Extracts from a graphics dataset
———

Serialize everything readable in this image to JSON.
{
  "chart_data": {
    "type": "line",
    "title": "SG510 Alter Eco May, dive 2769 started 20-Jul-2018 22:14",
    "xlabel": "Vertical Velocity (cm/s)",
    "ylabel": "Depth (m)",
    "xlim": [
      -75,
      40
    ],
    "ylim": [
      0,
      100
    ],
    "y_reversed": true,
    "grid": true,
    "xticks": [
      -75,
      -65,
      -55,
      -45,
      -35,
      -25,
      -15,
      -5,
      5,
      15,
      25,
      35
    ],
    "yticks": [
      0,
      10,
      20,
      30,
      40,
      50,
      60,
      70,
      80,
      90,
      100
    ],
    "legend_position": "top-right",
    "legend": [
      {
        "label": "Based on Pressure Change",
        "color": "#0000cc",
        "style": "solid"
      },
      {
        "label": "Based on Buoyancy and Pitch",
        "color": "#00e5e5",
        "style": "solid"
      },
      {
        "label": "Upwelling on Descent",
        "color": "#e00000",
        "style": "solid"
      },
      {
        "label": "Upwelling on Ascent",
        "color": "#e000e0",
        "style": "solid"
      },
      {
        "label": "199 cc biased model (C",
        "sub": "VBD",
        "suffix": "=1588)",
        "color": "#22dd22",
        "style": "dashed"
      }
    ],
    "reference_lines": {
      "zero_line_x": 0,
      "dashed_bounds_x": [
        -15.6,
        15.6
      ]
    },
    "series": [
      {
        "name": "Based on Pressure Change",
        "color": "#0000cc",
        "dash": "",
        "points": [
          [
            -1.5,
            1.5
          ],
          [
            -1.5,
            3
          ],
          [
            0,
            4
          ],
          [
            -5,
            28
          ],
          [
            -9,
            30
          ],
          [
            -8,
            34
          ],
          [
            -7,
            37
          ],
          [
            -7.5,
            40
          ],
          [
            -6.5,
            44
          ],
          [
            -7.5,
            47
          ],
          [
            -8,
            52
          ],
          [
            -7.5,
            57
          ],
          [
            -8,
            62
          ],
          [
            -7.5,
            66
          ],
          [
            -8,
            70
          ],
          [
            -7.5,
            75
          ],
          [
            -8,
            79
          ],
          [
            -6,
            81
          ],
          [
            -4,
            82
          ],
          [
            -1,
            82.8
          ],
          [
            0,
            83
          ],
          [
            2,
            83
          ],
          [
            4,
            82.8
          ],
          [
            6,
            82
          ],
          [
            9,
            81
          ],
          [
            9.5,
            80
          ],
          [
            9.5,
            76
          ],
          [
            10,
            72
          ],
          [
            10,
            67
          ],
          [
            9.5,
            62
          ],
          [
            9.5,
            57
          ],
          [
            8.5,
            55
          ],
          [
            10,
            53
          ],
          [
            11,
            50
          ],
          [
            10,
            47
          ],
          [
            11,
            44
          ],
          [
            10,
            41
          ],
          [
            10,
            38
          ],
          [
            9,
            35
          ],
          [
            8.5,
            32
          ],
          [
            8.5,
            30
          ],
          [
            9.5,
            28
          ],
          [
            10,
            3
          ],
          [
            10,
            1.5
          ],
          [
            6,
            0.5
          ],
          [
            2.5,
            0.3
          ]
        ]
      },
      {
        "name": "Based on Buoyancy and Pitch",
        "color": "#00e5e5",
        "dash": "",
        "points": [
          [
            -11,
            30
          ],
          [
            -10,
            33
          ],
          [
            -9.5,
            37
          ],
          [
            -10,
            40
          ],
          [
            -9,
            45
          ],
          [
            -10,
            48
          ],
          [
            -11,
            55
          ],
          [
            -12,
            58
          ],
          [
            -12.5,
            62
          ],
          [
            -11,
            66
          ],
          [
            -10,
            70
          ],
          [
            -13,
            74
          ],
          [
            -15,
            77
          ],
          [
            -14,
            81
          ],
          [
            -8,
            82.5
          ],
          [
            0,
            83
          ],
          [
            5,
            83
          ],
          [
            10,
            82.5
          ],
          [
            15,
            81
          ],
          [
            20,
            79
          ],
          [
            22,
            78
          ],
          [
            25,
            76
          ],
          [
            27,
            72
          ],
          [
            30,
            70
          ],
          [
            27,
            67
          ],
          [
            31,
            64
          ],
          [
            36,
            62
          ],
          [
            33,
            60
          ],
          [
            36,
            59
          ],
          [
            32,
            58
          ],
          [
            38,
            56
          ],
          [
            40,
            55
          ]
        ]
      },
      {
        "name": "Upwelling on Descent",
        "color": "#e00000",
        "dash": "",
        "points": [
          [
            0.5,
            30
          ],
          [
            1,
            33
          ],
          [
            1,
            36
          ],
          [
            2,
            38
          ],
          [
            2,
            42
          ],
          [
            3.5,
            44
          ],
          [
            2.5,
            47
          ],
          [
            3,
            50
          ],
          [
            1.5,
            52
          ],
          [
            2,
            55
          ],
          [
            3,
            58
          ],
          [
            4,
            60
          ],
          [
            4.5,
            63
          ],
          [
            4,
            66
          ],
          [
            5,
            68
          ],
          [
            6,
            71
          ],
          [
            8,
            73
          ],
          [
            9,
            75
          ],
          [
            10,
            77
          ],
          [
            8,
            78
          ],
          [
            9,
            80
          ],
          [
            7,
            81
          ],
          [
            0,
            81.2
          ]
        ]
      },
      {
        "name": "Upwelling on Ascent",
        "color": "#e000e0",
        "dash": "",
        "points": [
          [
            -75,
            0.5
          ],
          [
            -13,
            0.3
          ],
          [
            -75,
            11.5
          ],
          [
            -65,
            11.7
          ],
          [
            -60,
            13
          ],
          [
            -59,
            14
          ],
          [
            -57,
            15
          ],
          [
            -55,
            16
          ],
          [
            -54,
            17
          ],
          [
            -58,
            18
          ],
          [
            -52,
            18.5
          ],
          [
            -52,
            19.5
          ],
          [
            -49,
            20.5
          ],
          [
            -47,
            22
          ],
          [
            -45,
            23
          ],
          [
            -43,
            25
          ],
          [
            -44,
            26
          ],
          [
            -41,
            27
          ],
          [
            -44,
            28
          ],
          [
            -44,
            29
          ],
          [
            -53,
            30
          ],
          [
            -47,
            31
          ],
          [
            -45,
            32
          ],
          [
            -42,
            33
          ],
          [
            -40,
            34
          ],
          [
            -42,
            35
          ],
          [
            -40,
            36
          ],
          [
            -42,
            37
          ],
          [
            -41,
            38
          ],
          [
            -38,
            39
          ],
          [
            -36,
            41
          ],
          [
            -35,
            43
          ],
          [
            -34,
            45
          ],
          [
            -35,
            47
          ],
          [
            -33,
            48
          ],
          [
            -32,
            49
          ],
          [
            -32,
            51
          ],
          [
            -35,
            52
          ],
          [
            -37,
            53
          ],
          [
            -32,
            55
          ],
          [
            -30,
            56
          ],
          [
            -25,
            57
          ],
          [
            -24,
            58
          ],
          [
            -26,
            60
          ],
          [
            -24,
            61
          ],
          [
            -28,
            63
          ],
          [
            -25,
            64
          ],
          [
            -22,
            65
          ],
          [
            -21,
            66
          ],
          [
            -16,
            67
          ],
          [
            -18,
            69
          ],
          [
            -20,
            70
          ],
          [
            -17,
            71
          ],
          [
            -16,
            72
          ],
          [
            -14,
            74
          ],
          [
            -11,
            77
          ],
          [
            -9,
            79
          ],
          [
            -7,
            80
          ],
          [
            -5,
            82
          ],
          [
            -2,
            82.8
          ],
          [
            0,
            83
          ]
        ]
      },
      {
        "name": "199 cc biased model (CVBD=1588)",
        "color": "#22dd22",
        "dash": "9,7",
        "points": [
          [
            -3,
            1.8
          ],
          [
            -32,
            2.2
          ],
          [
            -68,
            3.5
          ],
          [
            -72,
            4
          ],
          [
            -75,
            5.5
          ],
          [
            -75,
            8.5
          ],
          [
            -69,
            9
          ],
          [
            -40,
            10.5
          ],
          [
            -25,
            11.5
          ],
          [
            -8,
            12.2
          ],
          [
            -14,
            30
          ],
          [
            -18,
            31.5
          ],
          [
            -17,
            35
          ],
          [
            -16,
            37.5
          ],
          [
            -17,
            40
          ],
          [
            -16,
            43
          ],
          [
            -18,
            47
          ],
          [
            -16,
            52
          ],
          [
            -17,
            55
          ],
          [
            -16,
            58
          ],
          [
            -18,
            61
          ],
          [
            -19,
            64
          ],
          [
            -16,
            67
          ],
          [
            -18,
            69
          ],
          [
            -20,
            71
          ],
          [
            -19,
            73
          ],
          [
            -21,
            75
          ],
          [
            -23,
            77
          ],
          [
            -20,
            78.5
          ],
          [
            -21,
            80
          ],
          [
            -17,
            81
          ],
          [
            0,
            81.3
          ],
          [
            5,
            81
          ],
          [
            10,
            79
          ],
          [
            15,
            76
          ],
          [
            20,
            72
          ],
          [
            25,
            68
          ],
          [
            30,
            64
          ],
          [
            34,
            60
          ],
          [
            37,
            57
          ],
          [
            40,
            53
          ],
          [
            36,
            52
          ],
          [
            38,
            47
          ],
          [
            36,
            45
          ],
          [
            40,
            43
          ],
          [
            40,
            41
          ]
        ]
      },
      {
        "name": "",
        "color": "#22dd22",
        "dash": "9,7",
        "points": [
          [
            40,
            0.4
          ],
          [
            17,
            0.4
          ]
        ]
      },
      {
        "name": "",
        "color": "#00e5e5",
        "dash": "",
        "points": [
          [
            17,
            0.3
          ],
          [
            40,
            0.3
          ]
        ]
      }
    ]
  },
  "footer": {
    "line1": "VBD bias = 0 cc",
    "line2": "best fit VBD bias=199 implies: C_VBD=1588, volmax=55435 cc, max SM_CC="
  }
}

———

§ **EXERCISE DETAILS**
Copy every line in the entries above that has the string "Buoyancy" in it.

§ **WRITTEN SOLUTION**
        "label": "Based on Buoyancy and Pitch",
        "name": "Based on Buoyancy and Pitch",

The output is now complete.